Write out every single entry exactly.

*THE DATA*:
______

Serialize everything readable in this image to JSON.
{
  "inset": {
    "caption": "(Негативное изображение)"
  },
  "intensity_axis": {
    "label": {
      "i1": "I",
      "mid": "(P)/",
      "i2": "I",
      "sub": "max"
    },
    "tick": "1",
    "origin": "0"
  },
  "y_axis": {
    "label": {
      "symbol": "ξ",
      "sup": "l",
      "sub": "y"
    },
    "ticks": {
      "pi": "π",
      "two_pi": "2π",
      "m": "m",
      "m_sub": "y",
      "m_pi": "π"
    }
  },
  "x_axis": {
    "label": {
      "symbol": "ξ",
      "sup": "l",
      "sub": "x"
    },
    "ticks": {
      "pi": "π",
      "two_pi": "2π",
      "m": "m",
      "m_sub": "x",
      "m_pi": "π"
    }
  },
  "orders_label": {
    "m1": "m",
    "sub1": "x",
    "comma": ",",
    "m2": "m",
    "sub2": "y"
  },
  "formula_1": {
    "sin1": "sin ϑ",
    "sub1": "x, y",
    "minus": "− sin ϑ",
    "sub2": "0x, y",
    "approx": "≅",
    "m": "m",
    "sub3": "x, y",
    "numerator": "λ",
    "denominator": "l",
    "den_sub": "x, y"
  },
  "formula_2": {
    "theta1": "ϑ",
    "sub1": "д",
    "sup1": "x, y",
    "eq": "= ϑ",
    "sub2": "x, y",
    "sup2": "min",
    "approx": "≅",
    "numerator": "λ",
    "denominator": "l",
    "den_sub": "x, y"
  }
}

______

*ANSWER IN FULL*:
Serialize everything readable in this image to JSON.
{
  "inset": {
    "caption": "(Негативное изображение)"
  },
  "intensity_axis": {
    "label": {
      "i1": "I",
      "mid": "(P)/",
      "i2": "I",
      "sub": "max"
    },
    "tick": "1",
    "origin": "0"
  },
  "y_axis": {
    "label": {
      "symbol": "ξ",
      "sup": "l",
      "sub": "y"
    },
    "ticks": {
      "pi": "π",
      "two_pi": "2π",
      "m": "m",
      "m_sub": "y",
      "m_pi": "π"
    }
  },
  "x_axis": {
    "label": {
      "symbol": "ξ",
      "sup": "l",
      "sub": "x"
    },
    "ticks": {
      "pi": "π",
      "two_pi": "2π",
      "m": "m",
      "m_sub": "x",
      "m_pi": "π"
    }
  },
  "orders_label": {
    "m1": "m",
    "sub1": "x",
    "comma": ",",
    "m2": "m",
    "sub2": "y"
  },
  "formula_1": {
    "sin1": "sin ϑ",
    "sub1": "x, y",
    "minus": "− sin ϑ",
    "sub2": "0x, y",
    "approx": "≅",
    "m": "m",
    "sub3": "x, y",
    "numerator": "λ",
    "denominator": "l",
    "den_sub": "x, y"
  },
  "formula_2": {
    "theta1": "ϑ",
    "sub1": "д",
    "sup1": "x, y",
    "eq": "= ϑ",
    "sub2": "x, y",
    "sup2": "min",
    "approx": "≅",
    "numerator": "λ",
    "denominator": "l",
    "den_sub": "x, y"
  }
}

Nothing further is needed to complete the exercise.